#### EXERCISE OBJECTIVE
Starting with the line that holds "Extract the chart's", reproduce each line through the last one of the data, exactly as written. Pictures are not copied.

#### MATERIAL
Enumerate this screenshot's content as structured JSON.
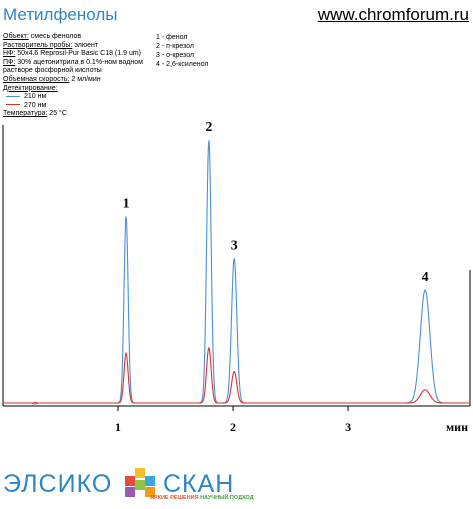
{
  "header": {
    "title": "Метилфенолы",
    "url": "www.chromforum.ru"
  },
  "conditions": {
    "object_label": "Объект:",
    "object_value": "смесь фенолов",
    "solvent_label": "Растворитель пробы:",
    "solvent_value": "элюент",
    "sp_label": "НФ:",
    "sp_value": "50x4.6 Reprosil-Pur Basic C18 (1.9 um)",
    "mp_label": "ПФ:",
    "mp_value": "30% ацетонитрила в 0.1%-ном водном растворе фосфорной кислоты",
    "flow_label": "Объемная скорость:",
    "flow_value": "2 мл/мин",
    "detection_label": "Детектирование:",
    "detection_1": "210 нм",
    "detection_2": "270 нм",
    "temp_label": "Температура:",
    "temp_value": "25 °С"
  },
  "peak_legend": [
    {
      "num": "1",
      "name": "фенол"
    },
    {
      "num": "2",
      "name": "п-крезол"
    },
    {
      "num": "3",
      "name": "о-крезол"
    },
    {
      "num": "4",
      "name": "2,6-ксиленол"
    }
  ],
  "colors": {
    "blue": "#4a8fd8",
    "red": "#d8312a",
    "accent": "#2e86c8"
  },
  "chart_data": {
    "type": "line",
    "xlabel": "мин",
    "x_ticks": [
      1,
      2,
      3
    ],
    "xlim": [
      0,
      4.06
    ],
    "ylim": [
      -0.03,
      1.12
    ],
    "peaks": [
      {
        "label": "1",
        "rt": 1.07,
        "h210": 0.71,
        "h270": 0.19,
        "w": 0.018
      },
      {
        "label": "2",
        "rt": 1.79,
        "h210": 1.0,
        "h270": 0.21,
        "w": 0.02
      },
      {
        "label": "3",
        "rt": 2.01,
        "h210": 0.55,
        "h270": 0.12,
        "w": 0.023
      },
      {
        "label": "4",
        "rt": 3.67,
        "h210": 0.43,
        "h270": 0.05,
        "w": 0.042
      }
    ],
    "series": [
      {
        "name": "210 нм",
        "color": "#4a8fd8"
      },
      {
        "name": "270 нм",
        "color": "#d8312a"
      }
    ]
  },
  "footer": {
    "logo_left": "ЭЛСИКО",
    "logo_right": "СКАН",
    "tagline_a": "ЯРКИЕ РЕШЕНИЯ",
    "tagline_b": "НАУЧНЫЙ ПОДХОД"
  }
}
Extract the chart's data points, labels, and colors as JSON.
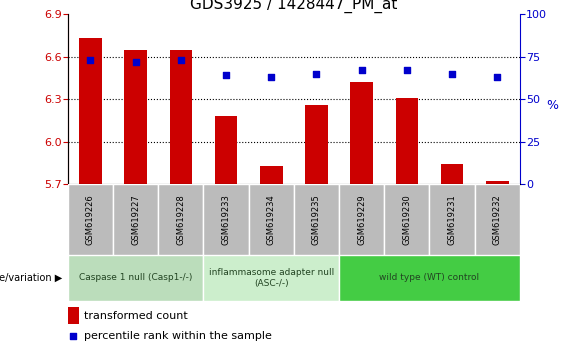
{
  "title": "GDS3925 / 1428447_PM_at",
  "samples": [
    "GSM619226",
    "GSM619227",
    "GSM619228",
    "GSM619233",
    "GSM619234",
    "GSM619235",
    "GSM619229",
    "GSM619230",
    "GSM619231",
    "GSM619232"
  ],
  "bar_values": [
    6.73,
    6.65,
    6.65,
    6.18,
    5.83,
    6.26,
    6.42,
    6.31,
    5.84,
    5.72
  ],
  "dot_values": [
    73,
    72,
    73,
    64,
    63,
    65,
    67,
    67,
    65,
    63
  ],
  "ylim_left": [
    5.7,
    6.9
  ],
  "ylim_right": [
    0,
    100
  ],
  "yticks_left": [
    5.7,
    6.0,
    6.3,
    6.6,
    6.9
  ],
  "yticks_right": [
    0,
    25,
    50,
    75,
    100
  ],
  "bar_color": "#cc0000",
  "dot_color": "#0000cc",
  "bar_bottom": 5.7,
  "groups": [
    {
      "label": "Caspase 1 null (Casp1-/-)",
      "start": 0,
      "end": 3,
      "color": "#bbddbb"
    },
    {
      "label": "inflammasome adapter null\n(ASC-/-)",
      "start": 3,
      "end": 6,
      "color": "#cceecc"
    },
    {
      "label": "wild type (WT) control",
      "start": 6,
      "end": 10,
      "color": "#44cc44"
    }
  ],
  "legend_bar_label": "transformed count",
  "legend_dot_label": "percentile rank within the sample",
  "genotype_label": "genotype/variation",
  "tick_bg_color": "#bbbbbb",
  "tick_border_color": "#ffffff",
  "plot_bg": "#ffffff",
  "right_ylabel_color": "#0000cc",
  "left_ylabel_color": "#cc0000",
  "grid_linestyle": "dotted",
  "grid_color": "#000000",
  "title_fontsize": 11,
  "bar_width": 0.5
}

#### REPLY
Extract the chart's data points, labels, and colors as JSON.
{
  "title": "GDS3925 / 1428447_PM_at",
  "samples": [
    "GSM619226",
    "GSM619227",
    "GSM619228",
    "GSM619233",
    "GSM619234",
    "GSM619235",
    "GSM619229",
    "GSM619230",
    "GSM619231",
    "GSM619232"
  ],
  "bar_values": [
    6.73,
    6.65,
    6.65,
    6.18,
    5.83,
    6.26,
    6.42,
    6.31,
    5.84,
    5.72
  ],
  "dot_values": [
    73,
    72,
    73,
    64,
    63,
    65,
    67,
    67,
    65,
    63
  ],
  "ylim_left": [
    5.7,
    6.9
  ],
  "ylim_right": [
    0,
    100
  ],
  "yticks_left": [
    5.7,
    6.0,
    6.3,
    6.6,
    6.9
  ],
  "yticks_right": [
    0,
    25,
    50,
    75,
    100
  ],
  "bar_color": "#cc0000",
  "dot_color": "#0000cc",
  "bar_bottom": 5.7,
  "groups": [
    {
      "label": "Caspase 1 null (Casp1-/-)",
      "start": 0,
      "end": 3,
      "color": "#bbddbb"
    },
    {
      "label": "inflammasome adapter null\n(ASC-/-)",
      "start": 3,
      "end": 6,
      "color": "#cceecc"
    },
    {
      "label": "wild type (WT) control",
      "start": 6,
      "end": 10,
      "color": "#44cc44"
    }
  ],
  "legend_bar_label": "transformed count",
  "legend_dot_label": "percentile rank within the sample",
  "genotype_label": "genotype/variation",
  "tick_bg_color": "#bbbbbb",
  "tick_border_color": "#ffffff",
  "plot_bg": "#ffffff",
  "right_ylabel_color": "#0000cc",
  "left_ylabel_color": "#cc0000",
  "grid_linestyle": "dotted",
  "grid_color": "#000000",
  "title_fontsize": 11,
  "bar_width": 0.5
}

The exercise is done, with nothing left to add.